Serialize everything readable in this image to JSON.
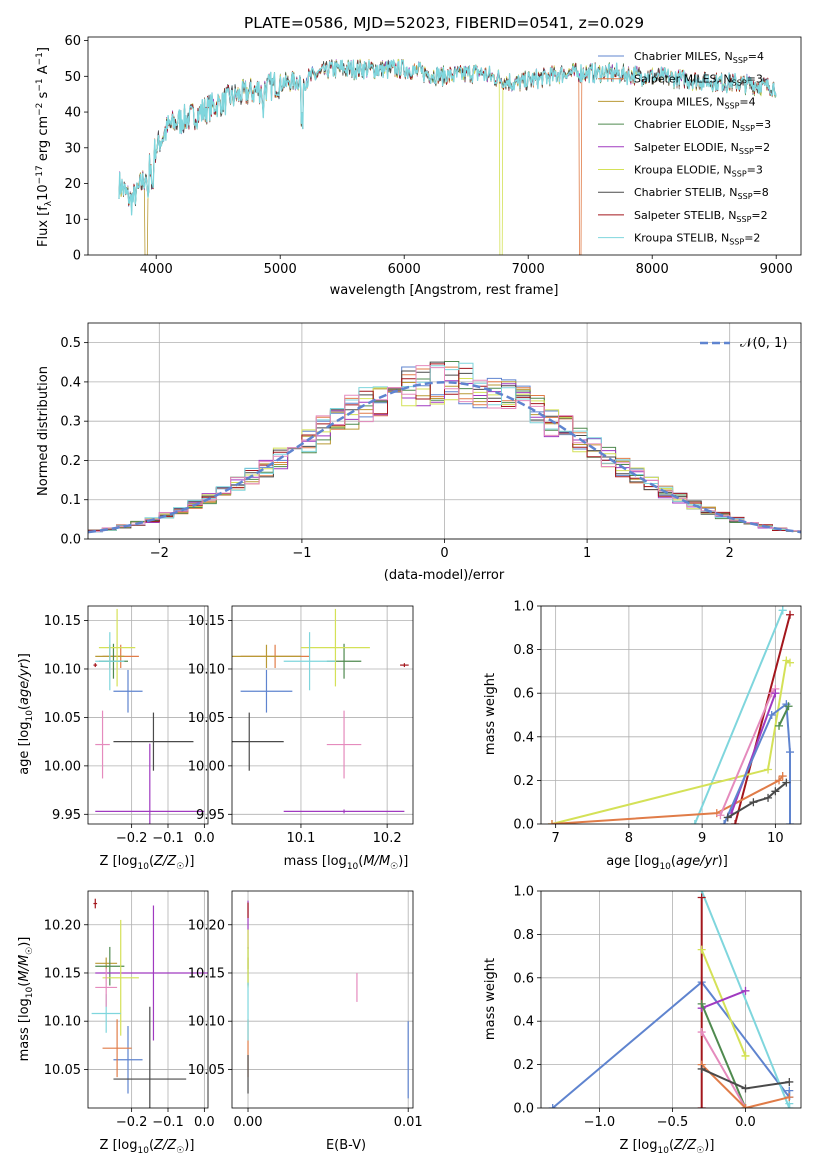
{
  "chart_data": [
    {
      "type": "line",
      "title": "PLATE=0586, MJD=52023, FIBERID=0541, z=0.029",
      "xlabel": "wavelength [Angstrom, rest frame]",
      "ylabel_parts": [
        "Flux [f",
        "λ",
        "10",
        "−17",
        " erg cm",
        "−2",
        " s",
        "−1",
        " A",
        "−1",
        "]"
      ],
      "xlim": [
        3450,
        9200
      ],
      "ylim": [
        0,
        61
      ],
      "x_ticks": [
        4000,
        5000,
        6000,
        7000,
        8000,
        9000
      ],
      "y_ticks": [
        0,
        10,
        20,
        30,
        40,
        50,
        60
      ],
      "grid": false,
      "legend_placement": "top-right",
      "continuum": [
        [
          3700,
          20
        ],
        [
          3800,
          15
        ],
        [
          3900,
          21
        ],
        [
          4000,
          30
        ],
        [
          4100,
          36
        ],
        [
          4300,
          39
        ],
        [
          4600,
          44
        ],
        [
          5000,
          48
        ],
        [
          5200,
          49
        ],
        [
          5400,
          52
        ],
        [
          5700,
          52
        ],
        [
          6000,
          52
        ],
        [
          6300,
          50
        ],
        [
          6600,
          51
        ],
        [
          6900,
          48
        ],
        [
          7300,
          51
        ],
        [
          7600,
          51
        ],
        [
          8000,
          50
        ],
        [
          8300,
          49
        ],
        [
          8700,
          48
        ],
        [
          9000,
          47
        ]
      ],
      "series": [
        {
          "name_prefix": "Chabrier MILES, N",
          "n": "4",
          "color": "#5f84cf"
        },
        {
          "name_prefix": "Salpeter MILES, N",
          "n": "3",
          "color": "#e07c48"
        },
        {
          "name_prefix": "Kroupa MILES, N",
          "n": "4",
          "color": "#b99a36"
        },
        {
          "name_prefix": "Chabrier ELODIE, N",
          "n": "3",
          "color": "#4f8a4f"
        },
        {
          "name_prefix": "Salpeter ELODIE, N",
          "n": "2",
          "color": "#a03ac0"
        },
        {
          "name_prefix": "Kroupa ELODIE, N",
          "n": "3",
          "color": "#d4e157"
        },
        {
          "name_prefix": "Chabrier STELIB, N",
          "n": "8",
          "color": "#4a4a4a"
        },
        {
          "name_prefix": "Salpeter STELIB, N",
          "n": "2",
          "color": "#a3161c"
        },
        {
          "name_prefix": "Kroupa STELIB, N",
          "n": "2",
          "color": "#7fd6dd"
        }
      ],
      "legend_sub": "SSP",
      "dropouts": [
        {
          "color": "#b99a36",
          "x": 3920
        },
        {
          "color": "#d4e157",
          "x": 6780
        },
        {
          "color": "#e07c48",
          "x": 7420
        }
      ]
    },
    {
      "type": "histogram",
      "xlabel": "(data-model)/error",
      "ylabel": "Normed distribution",
      "xlim": [
        -2.5,
        2.5
      ],
      "ylim": [
        0,
        0.55
      ],
      "x_ticks": [
        -2,
        -1,
        0,
        1,
        2
      ],
      "x_tick_labels": [
        "−2",
        "−1",
        "0",
        "1",
        "2"
      ],
      "y_ticks": [
        0,
        0.1,
        0.2,
        0.3,
        0.4,
        0.5
      ],
      "y_tick_labels": [
        "0.0",
        "0.1",
        "0.2",
        "0.3",
        "0.4",
        "0.5"
      ],
      "grid": true,
      "bin_width": 0.1,
      "reference_curve": {
        "label": "𝒩(0, 1)",
        "color": "#5f84cf"
      },
      "legend_placement": "top-right"
    },
    {
      "type": "scatter",
      "xlabel": "Z [log10(Z/Z☉)]",
      "ylabel": "age  [log10(age/yr)]",
      "xlim": [
        -0.32,
        0.01
      ],
      "ylim": [
        9.94,
        10.165
      ],
      "x_ticks": [
        -0.2,
        -0.1,
        0.0
      ],
      "x_tick_labels": [
        "−0.2",
        "−0.1",
        "0.0"
      ],
      "y_ticks": [
        9.95,
        10.0,
        10.05,
        10.1,
        10.15
      ],
      "y_tick_labels": [
        "9.95",
        "10.00",
        "10.05",
        "10.10",
        "10.15"
      ],
      "points": [
        {
          "color": "#5f84cf",
          "x": -0.21,
          "y": 10.077,
          "xerr": 0.04,
          "yerr": 0.022
        },
        {
          "color": "#e07c48",
          "x": -0.23,
          "y": 10.113,
          "xerr": 0.05,
          "yerr": 0.012
        },
        {
          "color": "#b99a36",
          "x": -0.26,
          "y": 10.113,
          "xerr": 0.04,
          "yerr": 0.012
        },
        {
          "color": "#4f8a4f",
          "x": -0.25,
          "y": 10.108,
          "xerr": 0.04,
          "yerr": 0.018
        },
        {
          "color": "#a03ac0",
          "x": -0.15,
          "y": 9.953,
          "xerr": 0.15,
          "yerr": 0.07
        },
        {
          "color": "#d4e157",
          "x": -0.24,
          "y": 10.122,
          "xerr": 0.05,
          "yerr": 0.04
        },
        {
          "color": "#4a4a4a",
          "x": -0.14,
          "y": 10.025,
          "xerr": 0.11,
          "yerr": 0.03
        },
        {
          "color": "#a3161c",
          "x": -0.3,
          "y": 10.104,
          "xerr": 0.005,
          "yerr": 0.002
        },
        {
          "color": "#7fd6dd",
          "x": -0.26,
          "y": 10.108,
          "xerr": 0.04,
          "yerr": 0.03
        },
        {
          "color": "#e58bbd",
          "x": -0.28,
          "y": 10.022,
          "xerr": 0.02,
          "yerr": 0.035
        }
      ]
    },
    {
      "type": "scatter",
      "xlabel": "mass [log10(M/M☉)]",
      "xlim": [
        10.02,
        10.23
      ],
      "ylim": [
        9.94,
        10.165
      ],
      "x_ticks": [
        10.1,
        10.2
      ],
      "x_tick_labels": [
        "10.1",
        "10.2"
      ],
      "y_ticks": [
        9.95,
        10.0,
        10.05,
        10.1,
        10.15
      ],
      "y_tick_labels": [
        "9.95",
        "10.00",
        "10.05",
        "10.10",
        "10.15"
      ],
      "points": [
        {
          "color": "#5f84cf",
          "x": 10.06,
          "y": 10.077,
          "xerr": 0.03,
          "yerr": 0.022
        },
        {
          "color": "#e07c48",
          "x": 10.07,
          "y": 10.113,
          "xerr": 0.04,
          "yerr": 0.012
        },
        {
          "color": "#b99a36",
          "x": 10.06,
          "y": 10.113,
          "xerr": 0.04,
          "yerr": 0.012
        },
        {
          "color": "#4f8a4f",
          "x": 10.15,
          "y": 10.108,
          "xerr": 0.02,
          "yerr": 0.018
        },
        {
          "color": "#a03ac0",
          "x": 10.15,
          "y": 9.953,
          "xerr": 0.07,
          "yerr": 0.002
        },
        {
          "color": "#d4e157",
          "x": 10.14,
          "y": 10.122,
          "xerr": 0.04,
          "yerr": 0.04
        },
        {
          "color": "#4a4a4a",
          "x": 10.04,
          "y": 10.025,
          "xerr": 0.04,
          "yerr": 0.03
        },
        {
          "color": "#a3161c",
          "x": 10.22,
          "y": 10.104,
          "xerr": 0.005,
          "yerr": 0.002
        },
        {
          "color": "#7fd6dd",
          "x": 10.11,
          "y": 10.108,
          "xerr": 0.03,
          "yerr": 0.03
        },
        {
          "color": "#e58bbd",
          "x": 10.15,
          "y": 10.022,
          "xerr": 0.02,
          "yerr": 0.035
        }
      ]
    },
    {
      "type": "line",
      "xlabel": "age  [log10(age/yr)]",
      "ylabel": "mass weight",
      "xlim": [
        6.8,
        10.35
      ],
      "ylim": [
        0,
        1
      ],
      "x_ticks": [
        7,
        8,
        9,
        10
      ],
      "x_tick_labels": [
        "7",
        "8",
        "9",
        "10"
      ],
      "y_ticks": [
        0,
        0.2,
        0.4,
        0.6,
        0.8,
        1.0
      ],
      "y_tick_labels": [
        "0.0",
        "0.2",
        "0.4",
        "0.6",
        "0.8",
        "1.0"
      ],
      "grid": true,
      "series": [
        {
          "color": "#7fd6dd",
          "x": [
            8.9,
            10.1,
            10.1
          ],
          "y": [
            0.0,
            0.98,
            0.98
          ]
        },
        {
          "color": "#a3161c",
          "x": [
            9.45,
            10.2
          ],
          "y": [
            0.0,
            0.96
          ]
        },
        {
          "color": "#d4e157",
          "x": [
            6.95,
            9.9,
            10.15,
            10.2
          ],
          "y": [
            0.0,
            0.25,
            0.75,
            0.74
          ]
        },
        {
          "color": "#e07c48",
          "x": [
            6.95,
            9.2,
            10.05,
            10.1
          ],
          "y": [
            0.0,
            0.05,
            0.2,
            0.22
          ]
        },
        {
          "color": "#e58bbd",
          "x": [
            9.25,
            9.95,
            10.0
          ],
          "y": [
            0.04,
            0.6,
            0.62
          ]
        },
        {
          "color": "#a03ac0",
          "x": [
            9.4,
            10.0
          ],
          "y": [
            0.05,
            0.6
          ]
        },
        {
          "color": "#5f84cf",
          "x": [
            9.3,
            9.95,
            10.15,
            10.2,
            10.2
          ],
          "y": [
            0.0,
            0.5,
            0.55,
            0.33,
            0.0
          ]
        },
        {
          "color": "#4f8a4f",
          "x": [
            10.05,
            10.18
          ],
          "y": [
            0.45,
            0.54
          ]
        },
        {
          "color": "#4a4a4a",
          "x": [
            9.35,
            9.7,
            9.9,
            10.0,
            10.15
          ],
          "y": [
            0.03,
            0.1,
            0.12,
            0.15,
            0.19
          ]
        }
      ]
    },
    {
      "type": "scatter",
      "xlabel": "Z [log10(Z/Z☉)]",
      "ylabel": "mass [log10(M/M☉)]",
      "xlim": [
        -0.32,
        0.01
      ],
      "ylim": [
        10.01,
        10.235
      ],
      "x_ticks": [
        -0.2,
        -0.1,
        0.0
      ],
      "x_tick_labels": [
        "−0.2",
        "−0.1",
        "0.0"
      ],
      "y_ticks": [
        10.05,
        10.1,
        10.15,
        10.2
      ],
      "y_tick_labels": [
        "10.05",
        "10.10",
        "10.15",
        "10.20"
      ],
      "points": [
        {
          "color": "#5f84cf",
          "x": -0.21,
          "y": 10.06,
          "xerr": 0.04,
          "yerr": 0.035
        },
        {
          "color": "#e07c48",
          "x": -0.24,
          "y": 10.072,
          "xerr": 0.04,
          "yerr": 0.03
        },
        {
          "color": "#b99a36",
          "x": -0.27,
          "y": 10.16,
          "xerr": 0.03,
          "yerr": 0.006
        },
        {
          "color": "#4f8a4f",
          "x": -0.26,
          "y": 10.157,
          "xerr": 0.04,
          "yerr": 0.02
        },
        {
          "color": "#a03ac0",
          "x": -0.14,
          "y": 10.15,
          "xerr": 0.16,
          "yerr": 0.07
        },
        {
          "color": "#d4e157",
          "x": -0.23,
          "y": 10.145,
          "xerr": 0.05,
          "yerr": 0.06
        },
        {
          "color": "#4a4a4a",
          "x": -0.15,
          "y": 10.04,
          "xerr": 0.1,
          "yerr": 0.075
        },
        {
          "color": "#a3161c",
          "x": -0.3,
          "y": 10.222,
          "xerr": 0.005,
          "yerr": 0.005
        },
        {
          "color": "#7fd6dd",
          "x": -0.27,
          "y": 10.108,
          "xerr": 0.04,
          "yerr": 0.02
        },
        {
          "color": "#e58bbd",
          "x": -0.27,
          "y": 10.135,
          "xerr": 0.03,
          "yerr": 0.02
        }
      ]
    },
    {
      "type": "scatter",
      "xlabel": "E(B-V)",
      "xlim": [
        -0.001,
        0.0103
      ],
      "ylim": [
        10.01,
        10.235
      ],
      "x_ticks": [
        0.0,
        0.01
      ],
      "x_tick_labels": [
        "0.00",
        "0.01"
      ],
      "y_ticks": [
        10.05,
        10.1,
        10.15,
        10.2
      ],
      "y_tick_labels": [
        "10.05",
        "10.10",
        "10.15",
        "10.20"
      ],
      "points": [
        {
          "color": "#5f84cf",
          "x": 0.01,
          "y": 10.06,
          "xerr": 0.0,
          "yerr": 0.04
        },
        {
          "color": "#e07c48",
          "x": 0.0,
          "y": 10.072,
          "xerr": 0.0,
          "yerr": 0.03
        },
        {
          "color": "#b99a36",
          "x": 0.0,
          "y": 10.16,
          "xerr": 0.0,
          "yerr": 0.006
        },
        {
          "color": "#4f8a4f",
          "x": 0.0,
          "y": 10.157,
          "xerr": 0.0,
          "yerr": 0.02
        },
        {
          "color": "#a03ac0",
          "x": 0.0,
          "y": 10.2,
          "xerr": 0.0,
          "yerr": 0.025
        },
        {
          "color": "#d4e157",
          "x": 0.0,
          "y": 10.165,
          "xerr": 0.0,
          "yerr": 0.03
        },
        {
          "color": "#4a4a4a",
          "x": 0.0,
          "y": 10.045,
          "xerr": 0.0,
          "yerr": 0.02
        },
        {
          "color": "#a3161c",
          "x": 0.0,
          "y": 10.215,
          "xerr": 0.0,
          "yerr": 0.008
        },
        {
          "color": "#7fd6dd",
          "x": 0.0,
          "y": 10.11,
          "xerr": 0.0,
          "yerr": 0.03
        },
        {
          "color": "#e58bbd",
          "x": 0.0068,
          "y": 10.135,
          "xerr": 0.0,
          "yerr": 0.015
        }
      ]
    },
    {
      "type": "line",
      "xlabel": "Z [log10(Z/Z☉)]",
      "ylabel": "mass weight",
      "xlim": [
        -1.4,
        0.38
      ],
      "ylim": [
        0,
        1
      ],
      "x_ticks": [
        -1.0,
        -0.5,
        0.0
      ],
      "x_tick_labels": [
        "−1.0",
        "−0.5",
        "0.0"
      ],
      "y_ticks": [
        0,
        0.2,
        0.4,
        0.6,
        0.8,
        1.0
      ],
      "y_tick_labels": [
        "0.0",
        "0.2",
        "0.4",
        "0.6",
        "0.8",
        "1.0"
      ],
      "grid": true,
      "series": [
        {
          "color": "#5f84cf",
          "x": [
            -1.32,
            -0.3,
            0.3,
            0.3
          ],
          "y": [
            0.0,
            0.58,
            0.05,
            0.08
          ]
        },
        {
          "color": "#7fd6dd",
          "x": [
            -0.3,
            0.3,
            0.3
          ],
          "y": [
            1.0,
            0.0,
            0.02
          ]
        },
        {
          "color": "#a3161c",
          "x": [
            -0.3,
            -0.3
          ],
          "y": [
            0.97,
            0.0
          ]
        },
        {
          "color": "#d4e157",
          "x": [
            -0.3,
            0.0,
            0.0
          ],
          "y": [
            0.73,
            0.24,
            0.24
          ]
        },
        {
          "color": "#a03ac0",
          "x": [
            -0.3,
            0.0
          ],
          "y": [
            0.46,
            0.54
          ]
        },
        {
          "color": "#4f8a4f",
          "x": [
            -0.3,
            0.0
          ],
          "y": [
            0.48,
            0.0
          ]
        },
        {
          "color": "#e58bbd",
          "x": [
            -0.3,
            0.0
          ],
          "y": [
            0.35,
            0.0
          ]
        },
        {
          "color": "#e07c48",
          "x": [
            -0.3,
            0.0,
            0.3
          ],
          "y": [
            0.2,
            0.0,
            0.05
          ]
        },
        {
          "color": "#4a4a4a",
          "x": [
            -0.3,
            0.0,
            0.3
          ],
          "y": [
            0.18,
            0.09,
            0.12
          ]
        }
      ]
    }
  ]
}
-*-*-
**PROBLEM DESCRIPTION**
Report each line in the data that holds the word "MILES".

**THE RESULT**
          "name_prefix": "Chabrier MILES, N",
          "name_prefix": "Salpeter MILES, N",
          "name_prefix": "Kroupa MILES, N",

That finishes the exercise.